- _WHAT TO DO_: Copy, from the entries below, each line where the word "JSON" can be found.

- _MATERIAL SUPPLIED_:
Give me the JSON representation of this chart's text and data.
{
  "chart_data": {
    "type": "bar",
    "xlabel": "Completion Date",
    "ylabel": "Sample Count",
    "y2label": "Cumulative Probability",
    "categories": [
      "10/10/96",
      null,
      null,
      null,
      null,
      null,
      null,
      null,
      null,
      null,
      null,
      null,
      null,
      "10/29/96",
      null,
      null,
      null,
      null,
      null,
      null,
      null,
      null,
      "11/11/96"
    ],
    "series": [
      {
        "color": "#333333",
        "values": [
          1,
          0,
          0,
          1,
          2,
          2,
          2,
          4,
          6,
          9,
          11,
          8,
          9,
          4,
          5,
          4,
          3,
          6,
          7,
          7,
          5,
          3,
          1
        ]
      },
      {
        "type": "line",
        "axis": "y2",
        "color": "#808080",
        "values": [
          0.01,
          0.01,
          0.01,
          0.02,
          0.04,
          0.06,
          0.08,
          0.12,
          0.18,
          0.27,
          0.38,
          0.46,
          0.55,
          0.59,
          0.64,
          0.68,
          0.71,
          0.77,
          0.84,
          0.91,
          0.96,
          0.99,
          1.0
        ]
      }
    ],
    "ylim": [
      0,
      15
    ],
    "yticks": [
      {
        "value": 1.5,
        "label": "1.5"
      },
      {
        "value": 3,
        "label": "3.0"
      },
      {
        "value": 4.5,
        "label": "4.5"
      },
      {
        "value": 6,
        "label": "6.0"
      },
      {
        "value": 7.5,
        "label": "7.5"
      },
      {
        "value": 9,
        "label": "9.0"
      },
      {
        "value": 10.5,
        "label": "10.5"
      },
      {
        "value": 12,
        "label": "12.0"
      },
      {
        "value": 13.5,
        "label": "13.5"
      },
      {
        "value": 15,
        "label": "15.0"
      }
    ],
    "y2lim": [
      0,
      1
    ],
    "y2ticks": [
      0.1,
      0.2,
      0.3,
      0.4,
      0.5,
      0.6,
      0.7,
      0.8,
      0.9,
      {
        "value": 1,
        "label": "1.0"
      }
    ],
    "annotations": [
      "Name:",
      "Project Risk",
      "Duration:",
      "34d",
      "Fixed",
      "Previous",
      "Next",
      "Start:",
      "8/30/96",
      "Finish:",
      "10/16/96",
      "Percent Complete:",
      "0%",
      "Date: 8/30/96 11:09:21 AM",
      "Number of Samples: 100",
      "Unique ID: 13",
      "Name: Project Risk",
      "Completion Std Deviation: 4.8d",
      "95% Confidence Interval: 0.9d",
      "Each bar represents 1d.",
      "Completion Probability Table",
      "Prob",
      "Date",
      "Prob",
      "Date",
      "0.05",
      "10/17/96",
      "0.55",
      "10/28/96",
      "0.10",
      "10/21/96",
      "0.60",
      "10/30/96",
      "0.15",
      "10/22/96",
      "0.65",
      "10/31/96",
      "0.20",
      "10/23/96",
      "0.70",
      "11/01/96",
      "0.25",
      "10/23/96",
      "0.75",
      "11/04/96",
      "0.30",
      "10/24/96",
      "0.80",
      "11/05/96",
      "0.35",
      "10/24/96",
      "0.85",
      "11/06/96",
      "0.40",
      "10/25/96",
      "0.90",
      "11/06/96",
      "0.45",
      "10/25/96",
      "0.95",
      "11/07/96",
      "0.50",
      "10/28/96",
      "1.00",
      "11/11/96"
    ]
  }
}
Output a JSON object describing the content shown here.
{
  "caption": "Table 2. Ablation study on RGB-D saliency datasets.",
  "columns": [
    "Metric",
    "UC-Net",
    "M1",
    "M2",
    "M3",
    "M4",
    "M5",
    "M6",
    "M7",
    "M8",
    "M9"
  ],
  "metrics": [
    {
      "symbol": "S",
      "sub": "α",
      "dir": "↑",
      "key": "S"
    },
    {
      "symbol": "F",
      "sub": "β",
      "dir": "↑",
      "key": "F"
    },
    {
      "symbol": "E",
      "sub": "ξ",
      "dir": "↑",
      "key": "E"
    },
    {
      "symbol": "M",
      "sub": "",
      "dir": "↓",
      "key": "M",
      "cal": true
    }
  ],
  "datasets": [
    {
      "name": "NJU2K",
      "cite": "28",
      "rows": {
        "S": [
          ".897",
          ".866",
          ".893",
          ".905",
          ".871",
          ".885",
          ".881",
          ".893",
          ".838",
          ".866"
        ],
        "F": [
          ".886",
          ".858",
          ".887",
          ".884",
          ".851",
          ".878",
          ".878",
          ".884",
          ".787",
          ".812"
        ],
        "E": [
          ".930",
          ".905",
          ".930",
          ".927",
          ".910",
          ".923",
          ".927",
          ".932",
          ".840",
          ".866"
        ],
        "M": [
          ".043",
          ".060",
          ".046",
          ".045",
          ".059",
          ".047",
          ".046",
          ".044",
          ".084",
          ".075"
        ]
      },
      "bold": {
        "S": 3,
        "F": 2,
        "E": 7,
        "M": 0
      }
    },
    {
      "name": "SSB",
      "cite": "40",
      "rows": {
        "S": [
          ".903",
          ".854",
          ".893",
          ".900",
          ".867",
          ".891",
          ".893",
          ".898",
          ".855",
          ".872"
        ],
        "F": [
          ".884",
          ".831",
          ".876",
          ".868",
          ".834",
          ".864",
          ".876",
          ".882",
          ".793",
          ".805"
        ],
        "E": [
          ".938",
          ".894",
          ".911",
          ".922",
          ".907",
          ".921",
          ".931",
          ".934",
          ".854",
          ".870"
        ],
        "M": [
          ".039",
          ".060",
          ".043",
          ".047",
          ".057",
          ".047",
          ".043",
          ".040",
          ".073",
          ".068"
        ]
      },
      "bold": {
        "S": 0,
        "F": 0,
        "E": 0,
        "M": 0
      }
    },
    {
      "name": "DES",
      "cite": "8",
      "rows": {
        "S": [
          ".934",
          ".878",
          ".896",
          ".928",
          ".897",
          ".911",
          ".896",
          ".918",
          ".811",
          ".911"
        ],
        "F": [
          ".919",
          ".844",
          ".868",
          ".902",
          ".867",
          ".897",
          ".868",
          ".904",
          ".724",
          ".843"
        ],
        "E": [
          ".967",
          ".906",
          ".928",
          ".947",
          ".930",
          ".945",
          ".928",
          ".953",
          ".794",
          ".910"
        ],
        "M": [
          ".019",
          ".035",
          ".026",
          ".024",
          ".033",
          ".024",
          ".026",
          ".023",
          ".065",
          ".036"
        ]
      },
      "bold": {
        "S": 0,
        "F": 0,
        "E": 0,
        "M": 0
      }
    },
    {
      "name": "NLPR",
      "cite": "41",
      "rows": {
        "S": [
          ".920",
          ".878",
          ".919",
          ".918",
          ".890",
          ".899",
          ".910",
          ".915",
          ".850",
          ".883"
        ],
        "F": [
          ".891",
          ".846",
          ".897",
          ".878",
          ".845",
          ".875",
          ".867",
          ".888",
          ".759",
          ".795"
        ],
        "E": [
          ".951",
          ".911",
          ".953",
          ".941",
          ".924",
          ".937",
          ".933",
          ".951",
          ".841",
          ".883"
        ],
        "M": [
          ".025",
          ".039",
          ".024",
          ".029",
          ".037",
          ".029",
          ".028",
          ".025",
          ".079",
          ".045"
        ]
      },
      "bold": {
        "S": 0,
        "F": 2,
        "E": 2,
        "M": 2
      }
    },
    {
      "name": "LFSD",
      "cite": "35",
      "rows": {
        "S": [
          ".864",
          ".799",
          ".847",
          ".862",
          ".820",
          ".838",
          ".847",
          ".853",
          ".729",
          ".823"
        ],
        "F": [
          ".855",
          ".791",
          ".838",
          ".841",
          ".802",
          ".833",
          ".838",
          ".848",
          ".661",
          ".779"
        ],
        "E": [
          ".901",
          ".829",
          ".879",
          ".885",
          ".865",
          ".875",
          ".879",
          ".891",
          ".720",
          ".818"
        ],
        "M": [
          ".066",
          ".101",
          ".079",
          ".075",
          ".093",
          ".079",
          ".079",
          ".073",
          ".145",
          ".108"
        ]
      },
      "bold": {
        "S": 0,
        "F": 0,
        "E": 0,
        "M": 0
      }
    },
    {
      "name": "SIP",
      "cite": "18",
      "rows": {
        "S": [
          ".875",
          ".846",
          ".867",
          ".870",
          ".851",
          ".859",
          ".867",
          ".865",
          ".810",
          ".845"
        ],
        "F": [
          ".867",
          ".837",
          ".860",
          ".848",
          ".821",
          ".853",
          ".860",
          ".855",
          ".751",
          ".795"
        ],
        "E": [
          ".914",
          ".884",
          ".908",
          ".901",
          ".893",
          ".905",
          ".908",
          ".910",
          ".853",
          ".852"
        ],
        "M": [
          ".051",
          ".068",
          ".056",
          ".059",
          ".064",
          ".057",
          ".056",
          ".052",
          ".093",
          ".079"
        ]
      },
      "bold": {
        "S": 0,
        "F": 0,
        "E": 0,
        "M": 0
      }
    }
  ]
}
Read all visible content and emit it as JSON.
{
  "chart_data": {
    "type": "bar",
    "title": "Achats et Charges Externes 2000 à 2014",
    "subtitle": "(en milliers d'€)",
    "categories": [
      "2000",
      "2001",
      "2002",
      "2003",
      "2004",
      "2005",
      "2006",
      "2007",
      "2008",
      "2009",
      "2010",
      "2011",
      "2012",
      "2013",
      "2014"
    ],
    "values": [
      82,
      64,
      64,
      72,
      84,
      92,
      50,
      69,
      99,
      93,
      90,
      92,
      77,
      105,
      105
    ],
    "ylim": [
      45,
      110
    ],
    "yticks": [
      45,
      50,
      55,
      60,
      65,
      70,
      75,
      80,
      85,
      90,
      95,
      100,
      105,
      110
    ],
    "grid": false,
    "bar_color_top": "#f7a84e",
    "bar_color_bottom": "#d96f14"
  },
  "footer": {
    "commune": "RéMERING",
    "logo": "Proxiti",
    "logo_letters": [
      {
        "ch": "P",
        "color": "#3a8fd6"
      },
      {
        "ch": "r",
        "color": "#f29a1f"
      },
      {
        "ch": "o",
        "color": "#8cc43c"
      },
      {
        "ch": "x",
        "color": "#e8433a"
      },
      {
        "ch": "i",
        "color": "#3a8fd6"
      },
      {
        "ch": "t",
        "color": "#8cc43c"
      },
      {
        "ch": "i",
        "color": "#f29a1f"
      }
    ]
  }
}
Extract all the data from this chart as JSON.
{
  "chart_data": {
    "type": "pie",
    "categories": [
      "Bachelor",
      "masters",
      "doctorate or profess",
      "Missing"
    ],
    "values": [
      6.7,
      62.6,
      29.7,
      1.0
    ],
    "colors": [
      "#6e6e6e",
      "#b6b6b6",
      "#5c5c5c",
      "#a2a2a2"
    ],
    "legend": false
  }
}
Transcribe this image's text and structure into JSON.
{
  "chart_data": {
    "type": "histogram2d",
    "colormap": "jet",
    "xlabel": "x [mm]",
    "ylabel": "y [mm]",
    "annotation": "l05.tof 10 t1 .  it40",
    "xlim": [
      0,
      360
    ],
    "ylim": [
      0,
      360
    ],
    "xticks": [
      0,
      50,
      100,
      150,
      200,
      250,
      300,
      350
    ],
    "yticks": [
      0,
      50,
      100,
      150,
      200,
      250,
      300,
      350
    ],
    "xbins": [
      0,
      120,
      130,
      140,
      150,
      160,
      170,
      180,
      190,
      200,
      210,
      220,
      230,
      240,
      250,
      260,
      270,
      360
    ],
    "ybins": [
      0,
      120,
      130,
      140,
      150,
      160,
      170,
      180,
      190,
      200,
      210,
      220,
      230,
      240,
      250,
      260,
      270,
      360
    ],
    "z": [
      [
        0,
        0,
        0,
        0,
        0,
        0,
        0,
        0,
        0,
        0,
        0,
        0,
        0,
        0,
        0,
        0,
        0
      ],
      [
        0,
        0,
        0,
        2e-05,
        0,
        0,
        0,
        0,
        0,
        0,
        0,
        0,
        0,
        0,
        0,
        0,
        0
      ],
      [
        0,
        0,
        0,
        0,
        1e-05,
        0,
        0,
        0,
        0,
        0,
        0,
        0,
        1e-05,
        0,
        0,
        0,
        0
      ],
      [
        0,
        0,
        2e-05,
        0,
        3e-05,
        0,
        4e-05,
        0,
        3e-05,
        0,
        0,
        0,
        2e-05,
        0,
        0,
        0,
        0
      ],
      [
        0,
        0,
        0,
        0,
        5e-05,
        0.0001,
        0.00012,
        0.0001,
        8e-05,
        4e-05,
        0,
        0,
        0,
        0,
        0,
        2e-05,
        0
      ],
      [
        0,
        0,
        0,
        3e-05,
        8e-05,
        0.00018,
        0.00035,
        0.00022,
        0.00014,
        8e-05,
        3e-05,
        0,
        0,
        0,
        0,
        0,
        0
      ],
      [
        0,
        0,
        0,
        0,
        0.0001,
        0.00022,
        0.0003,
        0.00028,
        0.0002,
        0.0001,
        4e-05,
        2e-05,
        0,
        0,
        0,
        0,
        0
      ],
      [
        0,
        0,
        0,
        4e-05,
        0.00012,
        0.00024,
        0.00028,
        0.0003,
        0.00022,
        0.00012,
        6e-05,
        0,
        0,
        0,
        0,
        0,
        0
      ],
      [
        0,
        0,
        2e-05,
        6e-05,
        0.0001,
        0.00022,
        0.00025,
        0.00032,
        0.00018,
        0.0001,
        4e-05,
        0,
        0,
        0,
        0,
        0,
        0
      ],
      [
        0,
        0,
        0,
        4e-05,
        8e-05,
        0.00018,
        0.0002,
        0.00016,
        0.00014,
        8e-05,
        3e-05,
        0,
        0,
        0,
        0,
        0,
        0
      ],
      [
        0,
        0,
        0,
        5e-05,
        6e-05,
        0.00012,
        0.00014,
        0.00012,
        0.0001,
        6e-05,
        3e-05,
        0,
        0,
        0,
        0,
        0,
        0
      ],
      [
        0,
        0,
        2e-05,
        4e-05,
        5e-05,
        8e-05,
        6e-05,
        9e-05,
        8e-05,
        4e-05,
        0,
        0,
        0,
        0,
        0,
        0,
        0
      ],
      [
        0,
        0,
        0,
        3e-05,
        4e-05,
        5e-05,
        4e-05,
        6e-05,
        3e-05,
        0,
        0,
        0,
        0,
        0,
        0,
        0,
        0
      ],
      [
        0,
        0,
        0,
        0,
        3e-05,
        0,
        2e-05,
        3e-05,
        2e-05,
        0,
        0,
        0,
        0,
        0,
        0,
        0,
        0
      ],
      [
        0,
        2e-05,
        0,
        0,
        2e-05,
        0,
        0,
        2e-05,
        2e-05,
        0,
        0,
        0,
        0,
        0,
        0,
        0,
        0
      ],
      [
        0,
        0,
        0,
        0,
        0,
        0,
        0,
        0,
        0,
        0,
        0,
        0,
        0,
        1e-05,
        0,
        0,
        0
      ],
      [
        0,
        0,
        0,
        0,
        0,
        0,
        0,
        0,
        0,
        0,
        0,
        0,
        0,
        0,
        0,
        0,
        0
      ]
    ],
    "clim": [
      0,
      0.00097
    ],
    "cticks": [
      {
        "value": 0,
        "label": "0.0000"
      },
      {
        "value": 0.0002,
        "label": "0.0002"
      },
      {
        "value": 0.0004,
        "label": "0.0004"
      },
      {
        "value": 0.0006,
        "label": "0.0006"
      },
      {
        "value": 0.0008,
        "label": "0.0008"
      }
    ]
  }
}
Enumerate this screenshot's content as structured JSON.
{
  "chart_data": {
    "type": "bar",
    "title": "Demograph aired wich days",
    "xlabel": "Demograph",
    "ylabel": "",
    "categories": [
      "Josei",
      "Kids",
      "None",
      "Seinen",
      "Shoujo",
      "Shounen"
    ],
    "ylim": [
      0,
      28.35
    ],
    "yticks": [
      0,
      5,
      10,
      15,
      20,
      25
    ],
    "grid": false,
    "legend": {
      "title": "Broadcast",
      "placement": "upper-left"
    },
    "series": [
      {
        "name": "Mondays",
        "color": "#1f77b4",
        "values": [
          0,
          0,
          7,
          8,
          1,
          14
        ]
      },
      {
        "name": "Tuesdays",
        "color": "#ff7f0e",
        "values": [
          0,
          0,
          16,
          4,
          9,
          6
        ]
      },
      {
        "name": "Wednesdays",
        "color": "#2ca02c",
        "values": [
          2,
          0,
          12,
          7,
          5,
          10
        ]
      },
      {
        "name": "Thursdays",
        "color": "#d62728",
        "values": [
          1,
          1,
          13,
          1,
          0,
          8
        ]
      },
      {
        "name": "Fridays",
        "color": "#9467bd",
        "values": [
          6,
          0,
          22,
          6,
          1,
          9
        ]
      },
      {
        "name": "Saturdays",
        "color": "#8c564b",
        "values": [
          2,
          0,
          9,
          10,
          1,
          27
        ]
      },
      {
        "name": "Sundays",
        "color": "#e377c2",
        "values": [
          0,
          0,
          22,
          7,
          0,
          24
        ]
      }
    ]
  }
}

- _SOLVED EXERCISE_:
Give me the JSON representation of this chart's text and data.
Output a JSON object describing the content shown here.
Read all visible content and emit it as JSON.
Extract all the data from this chart as JSON.
Transcribe this image's text and structure into JSON.
Enumerate this screenshot's content as structured JSON.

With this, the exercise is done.